**Required task**. In the items below, recast the lines as a Markdown table with the columns Row and Line, one numbered row per line and no blank lines. Start at the line containing "section-heading-article-21: 第二十一条 患方举证", end at the line containing "text-line: 裁申请书》附件。 bbox=[131, 606, 949, 643]", and include only those lines.

start

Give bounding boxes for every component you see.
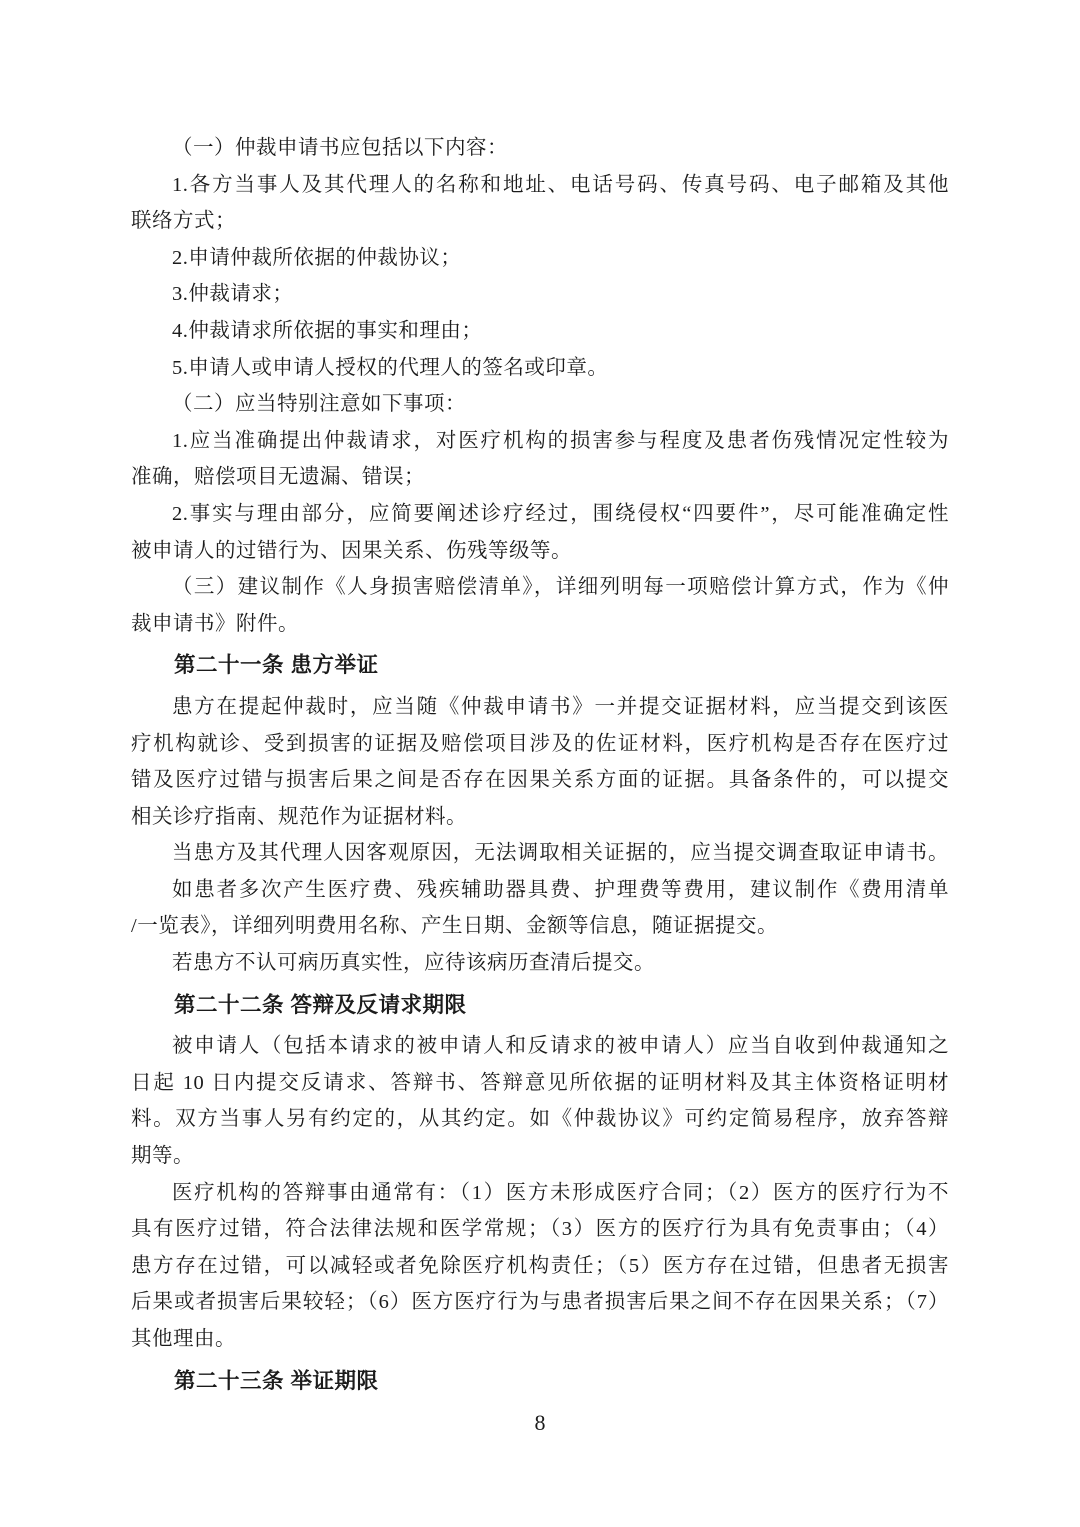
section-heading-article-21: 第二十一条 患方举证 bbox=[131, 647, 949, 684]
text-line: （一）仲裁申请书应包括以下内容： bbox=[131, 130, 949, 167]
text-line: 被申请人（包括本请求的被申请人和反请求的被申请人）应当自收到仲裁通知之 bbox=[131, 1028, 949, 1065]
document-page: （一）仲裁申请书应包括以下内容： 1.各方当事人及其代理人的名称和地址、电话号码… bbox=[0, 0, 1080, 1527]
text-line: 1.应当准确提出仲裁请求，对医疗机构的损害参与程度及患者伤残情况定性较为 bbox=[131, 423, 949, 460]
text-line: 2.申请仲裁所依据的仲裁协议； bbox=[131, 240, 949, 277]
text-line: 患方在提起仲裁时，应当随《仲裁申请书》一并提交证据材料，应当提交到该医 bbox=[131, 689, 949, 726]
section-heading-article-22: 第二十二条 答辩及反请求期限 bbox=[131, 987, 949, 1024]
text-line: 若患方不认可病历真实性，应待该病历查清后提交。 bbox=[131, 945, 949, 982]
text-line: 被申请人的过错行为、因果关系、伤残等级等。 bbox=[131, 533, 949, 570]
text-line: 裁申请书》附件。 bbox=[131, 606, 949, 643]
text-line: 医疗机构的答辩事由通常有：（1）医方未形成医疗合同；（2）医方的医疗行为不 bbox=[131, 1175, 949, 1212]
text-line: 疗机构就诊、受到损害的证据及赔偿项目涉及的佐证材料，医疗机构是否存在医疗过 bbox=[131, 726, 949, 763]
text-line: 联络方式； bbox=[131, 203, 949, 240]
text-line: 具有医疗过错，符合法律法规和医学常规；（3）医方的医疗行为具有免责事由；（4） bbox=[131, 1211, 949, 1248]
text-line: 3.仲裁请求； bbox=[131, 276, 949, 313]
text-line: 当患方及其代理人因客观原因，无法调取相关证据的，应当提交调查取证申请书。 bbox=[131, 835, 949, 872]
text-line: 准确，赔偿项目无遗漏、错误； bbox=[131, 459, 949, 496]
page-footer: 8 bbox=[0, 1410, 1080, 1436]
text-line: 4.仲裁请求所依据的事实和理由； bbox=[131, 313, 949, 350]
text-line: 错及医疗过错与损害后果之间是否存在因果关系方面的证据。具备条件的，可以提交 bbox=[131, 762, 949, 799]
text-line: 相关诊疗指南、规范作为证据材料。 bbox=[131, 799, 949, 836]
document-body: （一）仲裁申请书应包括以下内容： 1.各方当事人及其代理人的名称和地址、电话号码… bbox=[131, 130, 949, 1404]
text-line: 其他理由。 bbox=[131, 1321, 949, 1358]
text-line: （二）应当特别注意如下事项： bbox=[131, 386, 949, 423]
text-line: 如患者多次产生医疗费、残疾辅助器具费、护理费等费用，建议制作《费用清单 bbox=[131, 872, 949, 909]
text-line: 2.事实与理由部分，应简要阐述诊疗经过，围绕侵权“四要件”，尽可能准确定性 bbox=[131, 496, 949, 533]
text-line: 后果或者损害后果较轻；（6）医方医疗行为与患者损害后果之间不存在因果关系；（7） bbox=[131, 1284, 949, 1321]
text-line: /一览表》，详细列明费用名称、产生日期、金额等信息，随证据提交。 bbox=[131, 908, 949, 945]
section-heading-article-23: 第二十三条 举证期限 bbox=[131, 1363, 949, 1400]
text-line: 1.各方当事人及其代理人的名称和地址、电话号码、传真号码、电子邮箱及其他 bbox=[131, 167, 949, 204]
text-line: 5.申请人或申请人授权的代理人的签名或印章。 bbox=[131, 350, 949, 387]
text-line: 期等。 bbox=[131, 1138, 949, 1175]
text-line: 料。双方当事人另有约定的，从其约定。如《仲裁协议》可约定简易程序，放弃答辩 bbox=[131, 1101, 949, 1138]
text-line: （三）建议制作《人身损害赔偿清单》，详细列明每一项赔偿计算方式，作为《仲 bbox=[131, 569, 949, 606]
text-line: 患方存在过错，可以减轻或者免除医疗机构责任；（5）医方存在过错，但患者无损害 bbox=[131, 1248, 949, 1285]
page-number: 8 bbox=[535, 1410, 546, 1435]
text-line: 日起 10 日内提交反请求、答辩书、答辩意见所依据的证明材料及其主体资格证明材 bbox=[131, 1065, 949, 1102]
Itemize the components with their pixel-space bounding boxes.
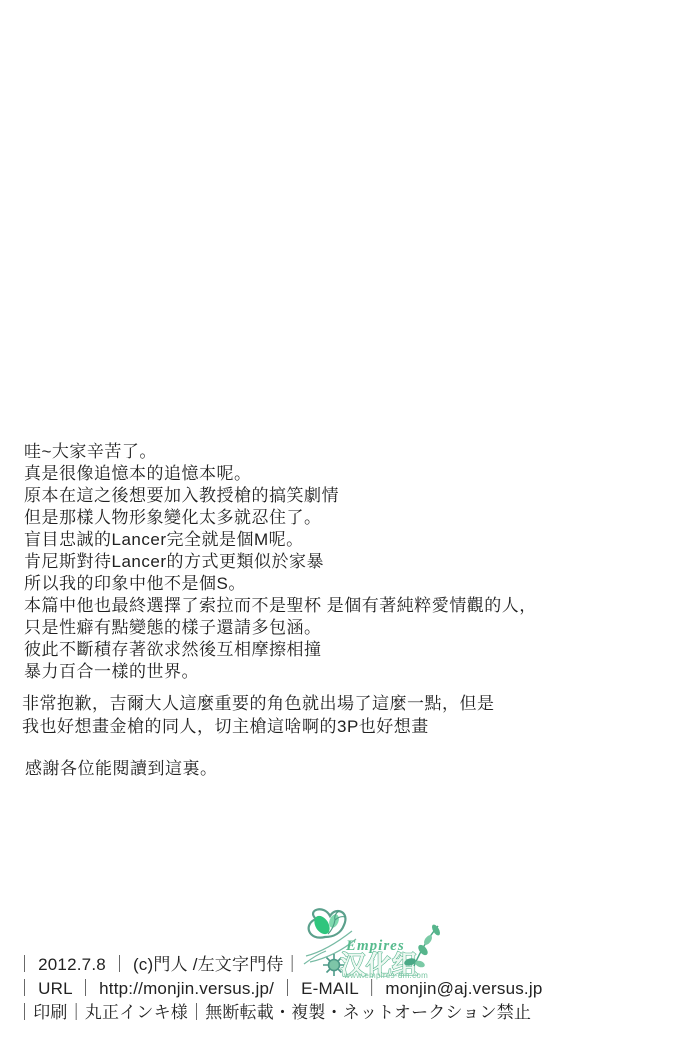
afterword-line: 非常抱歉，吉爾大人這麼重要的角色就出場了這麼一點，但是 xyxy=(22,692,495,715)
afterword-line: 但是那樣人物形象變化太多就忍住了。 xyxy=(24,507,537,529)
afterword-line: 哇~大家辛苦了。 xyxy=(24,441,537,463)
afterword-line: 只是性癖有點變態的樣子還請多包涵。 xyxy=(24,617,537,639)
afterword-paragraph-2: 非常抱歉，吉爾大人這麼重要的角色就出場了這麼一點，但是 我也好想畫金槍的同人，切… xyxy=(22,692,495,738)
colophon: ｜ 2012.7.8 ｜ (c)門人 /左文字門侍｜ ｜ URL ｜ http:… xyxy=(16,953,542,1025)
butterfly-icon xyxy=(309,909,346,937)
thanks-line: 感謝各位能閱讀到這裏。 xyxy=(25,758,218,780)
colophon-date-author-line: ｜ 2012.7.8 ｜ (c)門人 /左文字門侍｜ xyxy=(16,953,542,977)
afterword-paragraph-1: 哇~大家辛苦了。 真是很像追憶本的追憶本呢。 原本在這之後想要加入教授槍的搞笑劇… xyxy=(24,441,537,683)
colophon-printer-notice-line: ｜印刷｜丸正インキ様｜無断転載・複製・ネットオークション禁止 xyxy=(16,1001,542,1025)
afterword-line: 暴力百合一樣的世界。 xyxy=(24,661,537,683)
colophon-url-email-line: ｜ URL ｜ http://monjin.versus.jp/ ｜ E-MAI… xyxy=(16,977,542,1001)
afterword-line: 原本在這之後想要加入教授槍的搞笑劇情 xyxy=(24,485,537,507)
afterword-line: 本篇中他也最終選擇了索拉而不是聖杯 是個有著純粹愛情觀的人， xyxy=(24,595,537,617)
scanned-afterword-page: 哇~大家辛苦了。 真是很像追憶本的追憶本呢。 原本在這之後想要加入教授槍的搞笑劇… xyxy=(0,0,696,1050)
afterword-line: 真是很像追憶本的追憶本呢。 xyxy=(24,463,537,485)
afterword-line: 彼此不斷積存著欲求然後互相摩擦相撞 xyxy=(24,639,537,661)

end

**Response to the exercise**.
| Row | Line |
|---|---|
| 1 | section-heading-article-21: 第二十一条 患方举证 bbox=[131, 647, 949, 684] |
| 2 | text-line: （一）仲裁申请书应包括以下内容： bbox=[131, 130, 949, 167] |
| 3 | text-line: 被申请人（包括本请求的被申请人和反请求的被申请人）应当自收到仲裁通知之 bbox=[131, 1028, 949, 1065] |
| 4 | document-page: （一）仲裁申请书应包括以下内容： 1.各方当事人及其代理人的名称和地址、电话号码… bbox=[0, 0, 1080, 1527] |
| 5 | text-line: 1.应当准确提出仲裁请求，对医疗机构的损害参与程度及患者伤残情况定性较为 bbox=[131, 423, 949, 460] |
| 6 | text-line: 2.申请仲裁所依据的仲裁协议； bbox=[131, 240, 949, 277] |
| 7 | text-line: 患方在提起仲裁时，应当随《仲裁申请书》一并提交证据材料，应当提交到该医 bbox=[131, 689, 949, 726] |
| 8 | section-heading-article-22: 第二十二条 答辩及反请求期限 bbox=[131, 987, 949, 1024] |
| 9 | text-line: 若患方不认可病历真实性，应待该病历查清后提交。 bbox=[131, 945, 949, 982] |
| 10 | text-line: 被申请人的过错行为、因果关系、伤残等级等。 bbox=[131, 533, 949, 570] |
| 11 | text-line: 裁申请书》附件。 bbox=[131, 606, 949, 643] |